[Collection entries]

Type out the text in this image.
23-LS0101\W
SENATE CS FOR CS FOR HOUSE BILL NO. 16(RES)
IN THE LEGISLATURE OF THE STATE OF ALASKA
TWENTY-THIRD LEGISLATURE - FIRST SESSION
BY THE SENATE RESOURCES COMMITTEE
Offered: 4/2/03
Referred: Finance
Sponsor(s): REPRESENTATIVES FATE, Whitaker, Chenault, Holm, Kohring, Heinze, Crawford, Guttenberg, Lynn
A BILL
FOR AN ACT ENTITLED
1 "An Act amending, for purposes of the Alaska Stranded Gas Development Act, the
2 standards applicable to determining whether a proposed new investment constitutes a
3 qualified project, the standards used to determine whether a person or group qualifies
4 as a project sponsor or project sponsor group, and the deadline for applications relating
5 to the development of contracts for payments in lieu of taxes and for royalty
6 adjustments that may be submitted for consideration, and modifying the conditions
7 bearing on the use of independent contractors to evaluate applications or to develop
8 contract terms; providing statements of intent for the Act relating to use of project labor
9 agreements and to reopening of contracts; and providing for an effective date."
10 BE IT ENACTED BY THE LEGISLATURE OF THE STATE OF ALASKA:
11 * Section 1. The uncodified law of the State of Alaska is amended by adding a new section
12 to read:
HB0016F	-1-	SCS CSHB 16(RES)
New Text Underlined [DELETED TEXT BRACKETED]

Instructions for the task
Print the entries exactly. Include every one.

Answer to the task
Type out the text in this image.
23-LS0101\W
SENATE CS FOR CS FOR HOUSE BILL NO. 16(RES)
IN THE LEGISLATURE OF THE STATE OF ALASKA
TWENTY-THIRD LEGISLATURE - FIRST SESSION
BY THE SENATE RESOURCES COMMITTEE
Offered: 4/2/03
Referred: Finance
Sponsor(s): REPRESENTATIVES FATE, Whitaker, Chenault, Holm, Kohring, Heinze, Crawford, Guttenberg, Lynn
A BILL
FOR AN ACT ENTITLED
1 "An Act amending, for purposes of the Alaska Stranded Gas Development Act, the
2 standards applicable to determining whether a proposed new investment constitutes a
3 qualified project, the standards used to determine whether a person or group qualifies
4 as a project sponsor or project sponsor group, and the deadline for applications relating
5 to the development of contracts for payments in lieu of taxes and for royalty
6 adjustments that may be submitted for consideration, and modifying the conditions
7 bearing on the use of independent contractors to evaluate applications or to develop
8 contract terms; providing statements of intent for the Act relating to use of project labor
9 agreements and to reopening of contracts; and providing for an effective date."
10 BE IT ENACTED BY THE LEGISLATURE OF THE STATE OF ALASKA:
11 * Section 1. The uncodified law of the State of Alaska is amended by adding a new section
12 to read:
HB0016F	-1-	SCS CSHB 16(RES)
New Text Underlined [DELETED TEXT BRACKETED]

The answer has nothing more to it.